--- Goal ---
Of the lines below, how many hold the string "this"? Give only the number.
---
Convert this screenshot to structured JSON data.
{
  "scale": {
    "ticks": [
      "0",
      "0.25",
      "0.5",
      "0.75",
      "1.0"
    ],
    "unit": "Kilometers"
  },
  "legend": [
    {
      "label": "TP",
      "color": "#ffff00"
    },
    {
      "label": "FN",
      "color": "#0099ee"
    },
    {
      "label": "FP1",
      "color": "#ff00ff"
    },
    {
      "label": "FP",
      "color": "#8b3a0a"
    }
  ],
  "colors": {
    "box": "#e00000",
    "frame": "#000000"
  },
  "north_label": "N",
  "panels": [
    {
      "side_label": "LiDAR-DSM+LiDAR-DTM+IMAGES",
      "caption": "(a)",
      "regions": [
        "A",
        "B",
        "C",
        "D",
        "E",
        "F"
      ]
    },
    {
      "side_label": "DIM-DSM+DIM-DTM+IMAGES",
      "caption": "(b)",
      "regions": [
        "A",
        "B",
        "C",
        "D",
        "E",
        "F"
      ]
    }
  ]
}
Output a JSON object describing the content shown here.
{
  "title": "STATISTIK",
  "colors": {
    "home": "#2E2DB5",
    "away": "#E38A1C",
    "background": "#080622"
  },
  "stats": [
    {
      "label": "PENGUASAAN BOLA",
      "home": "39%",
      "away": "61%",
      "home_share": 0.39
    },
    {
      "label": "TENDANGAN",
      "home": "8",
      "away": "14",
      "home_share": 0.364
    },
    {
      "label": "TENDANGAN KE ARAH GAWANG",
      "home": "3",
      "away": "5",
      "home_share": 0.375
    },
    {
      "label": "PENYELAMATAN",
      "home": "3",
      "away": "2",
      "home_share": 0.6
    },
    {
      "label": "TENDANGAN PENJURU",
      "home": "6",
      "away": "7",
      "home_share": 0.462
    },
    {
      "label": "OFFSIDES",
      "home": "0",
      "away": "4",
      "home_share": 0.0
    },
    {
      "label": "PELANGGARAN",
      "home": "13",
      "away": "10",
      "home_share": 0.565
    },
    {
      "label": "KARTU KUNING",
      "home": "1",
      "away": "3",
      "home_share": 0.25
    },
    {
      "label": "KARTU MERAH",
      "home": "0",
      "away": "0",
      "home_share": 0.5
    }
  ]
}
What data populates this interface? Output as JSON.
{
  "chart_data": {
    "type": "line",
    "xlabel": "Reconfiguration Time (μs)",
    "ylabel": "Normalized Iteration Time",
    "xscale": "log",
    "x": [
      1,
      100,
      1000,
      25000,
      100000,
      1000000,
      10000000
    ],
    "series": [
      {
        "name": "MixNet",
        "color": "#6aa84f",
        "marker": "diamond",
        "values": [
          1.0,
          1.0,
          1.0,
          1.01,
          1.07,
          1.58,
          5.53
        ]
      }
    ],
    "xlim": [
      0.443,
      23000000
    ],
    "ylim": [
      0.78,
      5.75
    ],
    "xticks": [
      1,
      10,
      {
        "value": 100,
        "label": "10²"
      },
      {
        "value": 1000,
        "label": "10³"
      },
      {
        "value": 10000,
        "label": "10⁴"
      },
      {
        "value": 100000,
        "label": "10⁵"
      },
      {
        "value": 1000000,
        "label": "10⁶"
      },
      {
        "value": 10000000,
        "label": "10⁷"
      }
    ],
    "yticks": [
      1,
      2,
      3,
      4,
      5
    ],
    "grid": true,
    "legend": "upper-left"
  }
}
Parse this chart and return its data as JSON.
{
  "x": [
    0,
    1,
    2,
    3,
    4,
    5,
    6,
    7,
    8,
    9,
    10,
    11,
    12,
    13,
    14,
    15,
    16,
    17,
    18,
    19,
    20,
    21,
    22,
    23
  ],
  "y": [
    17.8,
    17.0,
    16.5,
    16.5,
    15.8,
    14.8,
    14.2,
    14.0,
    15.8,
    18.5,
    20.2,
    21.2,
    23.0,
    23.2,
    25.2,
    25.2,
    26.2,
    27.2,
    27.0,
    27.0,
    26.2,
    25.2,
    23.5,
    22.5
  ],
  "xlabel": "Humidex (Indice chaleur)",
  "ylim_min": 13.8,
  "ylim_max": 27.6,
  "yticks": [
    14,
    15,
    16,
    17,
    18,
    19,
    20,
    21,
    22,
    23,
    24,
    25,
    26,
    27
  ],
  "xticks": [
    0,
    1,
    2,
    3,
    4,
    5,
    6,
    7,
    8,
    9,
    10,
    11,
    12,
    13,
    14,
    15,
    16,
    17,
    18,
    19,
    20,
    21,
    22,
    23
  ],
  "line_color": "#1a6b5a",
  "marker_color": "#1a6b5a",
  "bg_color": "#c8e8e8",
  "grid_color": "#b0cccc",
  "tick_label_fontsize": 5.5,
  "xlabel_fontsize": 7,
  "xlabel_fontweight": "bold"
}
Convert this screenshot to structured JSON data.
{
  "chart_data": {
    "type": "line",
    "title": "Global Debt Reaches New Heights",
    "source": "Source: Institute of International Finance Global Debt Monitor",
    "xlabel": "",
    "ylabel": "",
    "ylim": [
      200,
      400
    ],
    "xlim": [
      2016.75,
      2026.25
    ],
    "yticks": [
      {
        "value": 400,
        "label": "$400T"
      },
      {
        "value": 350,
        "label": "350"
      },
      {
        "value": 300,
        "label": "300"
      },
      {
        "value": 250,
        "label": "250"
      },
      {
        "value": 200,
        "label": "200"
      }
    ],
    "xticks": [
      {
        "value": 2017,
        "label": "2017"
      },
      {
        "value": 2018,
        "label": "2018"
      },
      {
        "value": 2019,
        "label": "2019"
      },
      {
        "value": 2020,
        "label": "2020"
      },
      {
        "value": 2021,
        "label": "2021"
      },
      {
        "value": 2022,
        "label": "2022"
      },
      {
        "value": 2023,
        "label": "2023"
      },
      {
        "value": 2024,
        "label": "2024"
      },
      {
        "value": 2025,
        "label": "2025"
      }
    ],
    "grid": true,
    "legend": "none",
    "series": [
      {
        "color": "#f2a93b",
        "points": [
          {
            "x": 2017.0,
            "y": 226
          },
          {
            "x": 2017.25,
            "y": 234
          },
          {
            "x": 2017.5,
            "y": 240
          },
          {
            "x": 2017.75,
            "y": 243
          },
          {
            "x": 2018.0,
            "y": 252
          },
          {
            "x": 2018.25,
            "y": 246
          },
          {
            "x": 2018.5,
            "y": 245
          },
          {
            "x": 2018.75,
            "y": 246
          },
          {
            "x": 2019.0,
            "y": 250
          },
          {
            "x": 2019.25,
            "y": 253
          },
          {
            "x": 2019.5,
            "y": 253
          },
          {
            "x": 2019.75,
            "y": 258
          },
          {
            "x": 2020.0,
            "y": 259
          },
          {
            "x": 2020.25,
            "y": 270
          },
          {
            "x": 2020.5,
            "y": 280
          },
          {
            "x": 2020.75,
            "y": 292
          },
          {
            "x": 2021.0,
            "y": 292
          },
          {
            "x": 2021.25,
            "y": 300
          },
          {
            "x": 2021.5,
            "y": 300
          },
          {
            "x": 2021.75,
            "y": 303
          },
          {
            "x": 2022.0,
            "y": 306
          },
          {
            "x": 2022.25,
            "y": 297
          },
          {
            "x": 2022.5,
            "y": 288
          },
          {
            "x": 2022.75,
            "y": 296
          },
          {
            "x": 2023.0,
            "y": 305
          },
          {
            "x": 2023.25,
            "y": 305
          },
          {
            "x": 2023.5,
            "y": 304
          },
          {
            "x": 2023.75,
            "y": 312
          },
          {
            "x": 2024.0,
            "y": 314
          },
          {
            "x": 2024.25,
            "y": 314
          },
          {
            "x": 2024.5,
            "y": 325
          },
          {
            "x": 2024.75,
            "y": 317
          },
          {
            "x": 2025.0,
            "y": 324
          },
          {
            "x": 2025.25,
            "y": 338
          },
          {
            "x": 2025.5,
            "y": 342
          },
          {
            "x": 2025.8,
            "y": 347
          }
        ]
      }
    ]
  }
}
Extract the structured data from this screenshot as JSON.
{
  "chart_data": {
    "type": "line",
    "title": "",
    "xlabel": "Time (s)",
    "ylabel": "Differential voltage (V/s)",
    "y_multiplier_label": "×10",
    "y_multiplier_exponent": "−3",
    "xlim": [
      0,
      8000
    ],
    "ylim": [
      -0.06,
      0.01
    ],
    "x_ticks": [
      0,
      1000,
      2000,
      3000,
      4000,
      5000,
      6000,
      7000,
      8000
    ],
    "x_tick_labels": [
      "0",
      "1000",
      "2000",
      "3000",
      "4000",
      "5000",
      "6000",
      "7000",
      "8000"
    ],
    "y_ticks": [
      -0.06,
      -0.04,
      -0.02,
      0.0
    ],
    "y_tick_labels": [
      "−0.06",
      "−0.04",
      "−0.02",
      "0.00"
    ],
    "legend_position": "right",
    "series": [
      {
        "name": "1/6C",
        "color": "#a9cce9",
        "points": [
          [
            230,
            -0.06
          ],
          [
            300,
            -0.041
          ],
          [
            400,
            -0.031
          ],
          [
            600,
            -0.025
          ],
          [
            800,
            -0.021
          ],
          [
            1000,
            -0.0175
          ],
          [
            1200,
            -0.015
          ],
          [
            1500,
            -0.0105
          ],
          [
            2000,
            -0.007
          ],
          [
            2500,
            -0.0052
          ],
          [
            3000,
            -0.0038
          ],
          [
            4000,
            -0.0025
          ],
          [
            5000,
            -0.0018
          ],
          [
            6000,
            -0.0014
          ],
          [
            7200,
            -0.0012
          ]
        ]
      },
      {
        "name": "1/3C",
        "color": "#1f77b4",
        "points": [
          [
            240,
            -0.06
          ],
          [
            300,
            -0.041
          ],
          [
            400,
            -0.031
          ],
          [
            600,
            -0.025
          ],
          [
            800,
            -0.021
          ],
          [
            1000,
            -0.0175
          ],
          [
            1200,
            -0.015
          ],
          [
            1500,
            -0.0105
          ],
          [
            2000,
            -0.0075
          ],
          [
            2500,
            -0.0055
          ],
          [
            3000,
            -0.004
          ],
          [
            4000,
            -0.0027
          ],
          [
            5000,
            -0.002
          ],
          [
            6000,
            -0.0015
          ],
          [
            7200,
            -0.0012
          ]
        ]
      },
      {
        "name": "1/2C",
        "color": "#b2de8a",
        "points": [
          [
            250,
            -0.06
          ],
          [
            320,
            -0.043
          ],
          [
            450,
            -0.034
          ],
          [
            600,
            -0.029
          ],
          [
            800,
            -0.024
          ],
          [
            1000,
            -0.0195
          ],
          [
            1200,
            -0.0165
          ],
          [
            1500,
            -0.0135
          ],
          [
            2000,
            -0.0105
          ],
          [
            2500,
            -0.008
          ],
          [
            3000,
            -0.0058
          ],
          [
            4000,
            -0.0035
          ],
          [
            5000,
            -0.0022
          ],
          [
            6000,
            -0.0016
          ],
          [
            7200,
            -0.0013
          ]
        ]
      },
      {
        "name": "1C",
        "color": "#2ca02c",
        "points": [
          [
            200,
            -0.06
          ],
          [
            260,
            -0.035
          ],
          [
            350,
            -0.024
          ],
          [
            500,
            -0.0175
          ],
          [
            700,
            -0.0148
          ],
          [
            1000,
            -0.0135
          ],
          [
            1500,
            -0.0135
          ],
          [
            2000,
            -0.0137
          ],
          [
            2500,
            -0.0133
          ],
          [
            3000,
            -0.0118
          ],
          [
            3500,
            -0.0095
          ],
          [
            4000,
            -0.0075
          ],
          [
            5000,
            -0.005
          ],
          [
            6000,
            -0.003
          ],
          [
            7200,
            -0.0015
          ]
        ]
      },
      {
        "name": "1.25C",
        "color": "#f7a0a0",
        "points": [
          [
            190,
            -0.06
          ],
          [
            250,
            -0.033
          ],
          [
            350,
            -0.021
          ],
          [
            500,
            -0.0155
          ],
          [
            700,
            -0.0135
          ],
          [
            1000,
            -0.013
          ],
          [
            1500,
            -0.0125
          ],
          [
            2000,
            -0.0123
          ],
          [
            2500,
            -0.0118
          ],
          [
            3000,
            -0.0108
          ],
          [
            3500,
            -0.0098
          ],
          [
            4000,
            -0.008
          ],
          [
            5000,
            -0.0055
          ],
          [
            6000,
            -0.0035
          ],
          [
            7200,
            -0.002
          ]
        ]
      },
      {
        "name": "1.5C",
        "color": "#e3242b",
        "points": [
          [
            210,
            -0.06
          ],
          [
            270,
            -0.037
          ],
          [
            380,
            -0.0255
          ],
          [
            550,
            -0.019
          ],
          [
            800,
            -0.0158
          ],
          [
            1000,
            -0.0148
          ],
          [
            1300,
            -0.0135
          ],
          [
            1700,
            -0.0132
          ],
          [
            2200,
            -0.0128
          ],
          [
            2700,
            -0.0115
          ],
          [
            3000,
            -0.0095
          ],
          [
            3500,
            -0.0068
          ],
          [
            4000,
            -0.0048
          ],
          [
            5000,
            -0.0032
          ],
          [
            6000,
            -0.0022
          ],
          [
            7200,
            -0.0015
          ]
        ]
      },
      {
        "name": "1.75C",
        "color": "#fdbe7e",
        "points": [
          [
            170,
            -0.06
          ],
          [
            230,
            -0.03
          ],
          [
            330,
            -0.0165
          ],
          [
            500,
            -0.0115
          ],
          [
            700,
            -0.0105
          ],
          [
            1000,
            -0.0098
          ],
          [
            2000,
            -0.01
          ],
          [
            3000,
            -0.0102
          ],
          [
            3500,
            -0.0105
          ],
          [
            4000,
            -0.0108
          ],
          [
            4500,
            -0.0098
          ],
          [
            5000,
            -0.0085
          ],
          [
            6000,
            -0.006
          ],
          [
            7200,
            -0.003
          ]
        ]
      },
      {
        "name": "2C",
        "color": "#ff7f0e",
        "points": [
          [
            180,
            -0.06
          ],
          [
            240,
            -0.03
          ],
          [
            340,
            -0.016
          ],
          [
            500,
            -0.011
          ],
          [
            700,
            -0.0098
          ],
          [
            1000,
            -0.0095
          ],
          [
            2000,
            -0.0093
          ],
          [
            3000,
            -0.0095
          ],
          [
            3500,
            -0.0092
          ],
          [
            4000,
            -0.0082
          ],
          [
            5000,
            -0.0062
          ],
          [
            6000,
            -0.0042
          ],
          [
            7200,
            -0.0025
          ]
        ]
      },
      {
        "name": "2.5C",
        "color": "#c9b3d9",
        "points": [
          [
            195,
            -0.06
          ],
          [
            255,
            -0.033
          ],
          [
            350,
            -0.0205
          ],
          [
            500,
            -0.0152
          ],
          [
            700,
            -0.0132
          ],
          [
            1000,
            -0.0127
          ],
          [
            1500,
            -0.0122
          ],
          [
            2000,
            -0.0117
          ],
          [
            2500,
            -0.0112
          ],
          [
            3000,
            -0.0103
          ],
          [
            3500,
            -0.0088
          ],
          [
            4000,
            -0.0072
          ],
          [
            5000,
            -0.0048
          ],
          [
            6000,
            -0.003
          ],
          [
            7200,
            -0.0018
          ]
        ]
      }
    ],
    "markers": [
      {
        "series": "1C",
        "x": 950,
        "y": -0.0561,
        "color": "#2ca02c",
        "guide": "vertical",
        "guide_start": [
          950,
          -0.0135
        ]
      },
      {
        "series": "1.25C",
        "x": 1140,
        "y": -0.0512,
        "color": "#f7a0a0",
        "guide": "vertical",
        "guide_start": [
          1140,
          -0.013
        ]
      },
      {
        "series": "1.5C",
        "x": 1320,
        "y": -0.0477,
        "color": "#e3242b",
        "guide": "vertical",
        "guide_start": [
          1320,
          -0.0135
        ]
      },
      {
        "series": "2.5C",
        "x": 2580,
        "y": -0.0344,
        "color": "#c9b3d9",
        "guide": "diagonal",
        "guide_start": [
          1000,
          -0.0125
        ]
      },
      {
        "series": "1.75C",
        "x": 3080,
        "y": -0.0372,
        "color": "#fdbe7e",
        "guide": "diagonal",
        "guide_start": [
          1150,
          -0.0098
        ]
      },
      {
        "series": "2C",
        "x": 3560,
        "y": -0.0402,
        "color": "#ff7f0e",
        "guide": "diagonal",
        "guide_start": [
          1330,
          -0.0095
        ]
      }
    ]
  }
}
---
--- Complete output ---
5